Search the material below for the word "View". Copy every line that has it.

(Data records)

★ ★ ★ ★ ★ ★ ★

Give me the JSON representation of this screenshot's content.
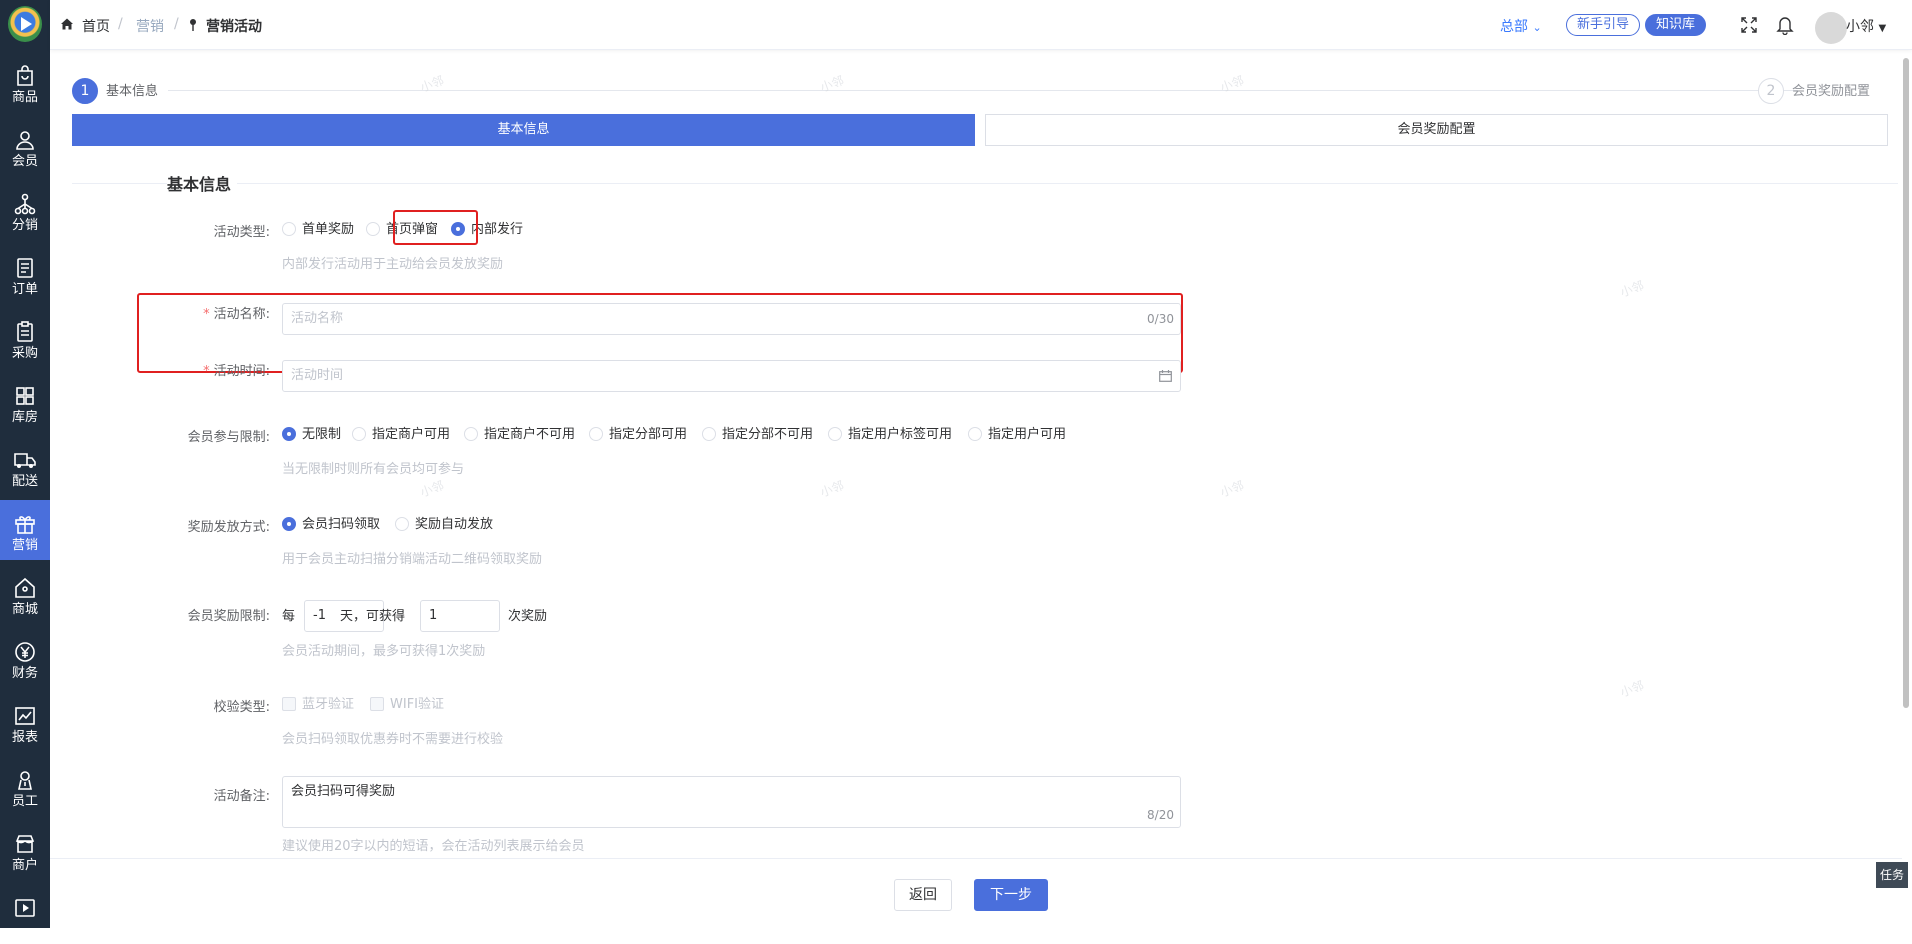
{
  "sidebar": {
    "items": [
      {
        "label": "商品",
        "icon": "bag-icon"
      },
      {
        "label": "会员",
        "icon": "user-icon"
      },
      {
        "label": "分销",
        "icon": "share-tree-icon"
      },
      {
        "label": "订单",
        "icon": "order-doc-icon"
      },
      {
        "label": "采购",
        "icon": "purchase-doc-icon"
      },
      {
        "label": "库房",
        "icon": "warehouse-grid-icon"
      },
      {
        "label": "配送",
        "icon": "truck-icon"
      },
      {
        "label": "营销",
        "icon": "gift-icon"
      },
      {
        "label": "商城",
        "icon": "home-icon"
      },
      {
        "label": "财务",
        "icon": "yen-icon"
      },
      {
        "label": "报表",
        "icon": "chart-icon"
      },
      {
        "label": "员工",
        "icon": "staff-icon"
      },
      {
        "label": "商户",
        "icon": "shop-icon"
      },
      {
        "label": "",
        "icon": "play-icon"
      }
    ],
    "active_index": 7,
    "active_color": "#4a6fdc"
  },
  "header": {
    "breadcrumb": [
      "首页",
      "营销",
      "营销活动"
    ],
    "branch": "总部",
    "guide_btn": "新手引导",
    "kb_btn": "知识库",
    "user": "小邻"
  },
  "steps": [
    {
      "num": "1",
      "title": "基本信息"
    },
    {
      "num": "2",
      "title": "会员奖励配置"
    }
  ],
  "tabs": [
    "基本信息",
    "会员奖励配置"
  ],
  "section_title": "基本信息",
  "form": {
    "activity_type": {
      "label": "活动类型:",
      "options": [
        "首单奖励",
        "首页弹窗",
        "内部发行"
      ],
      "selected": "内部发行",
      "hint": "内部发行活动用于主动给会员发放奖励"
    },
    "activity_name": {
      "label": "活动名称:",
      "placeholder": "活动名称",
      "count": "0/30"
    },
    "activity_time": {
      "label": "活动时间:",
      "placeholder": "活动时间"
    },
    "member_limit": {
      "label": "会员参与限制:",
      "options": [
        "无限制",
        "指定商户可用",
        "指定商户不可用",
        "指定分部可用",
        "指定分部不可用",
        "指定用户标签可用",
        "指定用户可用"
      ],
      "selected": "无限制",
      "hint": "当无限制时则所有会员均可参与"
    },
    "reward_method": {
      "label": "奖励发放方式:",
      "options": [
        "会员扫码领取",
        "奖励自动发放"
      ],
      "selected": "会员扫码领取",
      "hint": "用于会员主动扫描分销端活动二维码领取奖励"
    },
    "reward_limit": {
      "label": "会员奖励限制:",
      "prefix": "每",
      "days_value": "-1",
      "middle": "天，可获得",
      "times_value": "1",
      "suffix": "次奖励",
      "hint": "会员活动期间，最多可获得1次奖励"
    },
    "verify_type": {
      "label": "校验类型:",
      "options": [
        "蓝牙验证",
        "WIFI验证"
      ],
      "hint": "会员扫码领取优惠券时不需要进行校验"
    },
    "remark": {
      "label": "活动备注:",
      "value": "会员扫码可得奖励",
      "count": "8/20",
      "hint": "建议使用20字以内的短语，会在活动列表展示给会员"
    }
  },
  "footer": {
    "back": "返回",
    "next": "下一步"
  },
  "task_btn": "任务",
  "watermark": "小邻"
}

★ ★ ★ ★ ★ ★ ★

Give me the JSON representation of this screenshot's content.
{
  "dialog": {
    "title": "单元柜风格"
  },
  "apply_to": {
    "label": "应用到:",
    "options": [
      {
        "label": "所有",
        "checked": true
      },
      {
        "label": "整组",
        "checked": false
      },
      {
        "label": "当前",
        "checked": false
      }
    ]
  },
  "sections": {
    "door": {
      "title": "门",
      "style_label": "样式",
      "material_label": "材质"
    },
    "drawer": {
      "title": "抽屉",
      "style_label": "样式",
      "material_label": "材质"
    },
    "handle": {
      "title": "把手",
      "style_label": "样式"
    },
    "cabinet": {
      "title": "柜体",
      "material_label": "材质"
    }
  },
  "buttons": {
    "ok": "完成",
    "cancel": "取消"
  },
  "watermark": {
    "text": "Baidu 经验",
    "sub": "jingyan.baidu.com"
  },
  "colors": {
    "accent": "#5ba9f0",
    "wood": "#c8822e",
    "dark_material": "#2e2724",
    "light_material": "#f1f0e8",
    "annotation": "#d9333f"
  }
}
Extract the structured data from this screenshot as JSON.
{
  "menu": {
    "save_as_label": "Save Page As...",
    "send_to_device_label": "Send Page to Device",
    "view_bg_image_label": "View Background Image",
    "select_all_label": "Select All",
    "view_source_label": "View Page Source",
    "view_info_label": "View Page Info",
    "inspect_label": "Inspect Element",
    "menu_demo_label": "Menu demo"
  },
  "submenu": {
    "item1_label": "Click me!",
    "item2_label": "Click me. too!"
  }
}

★ ★ ★ ★ ★ ★ ★

**The solution:**
    "view_bg_image_label": "View Background Image",
    "view_source_label": "View Page Source",
    "view_info_label": "View Page Info",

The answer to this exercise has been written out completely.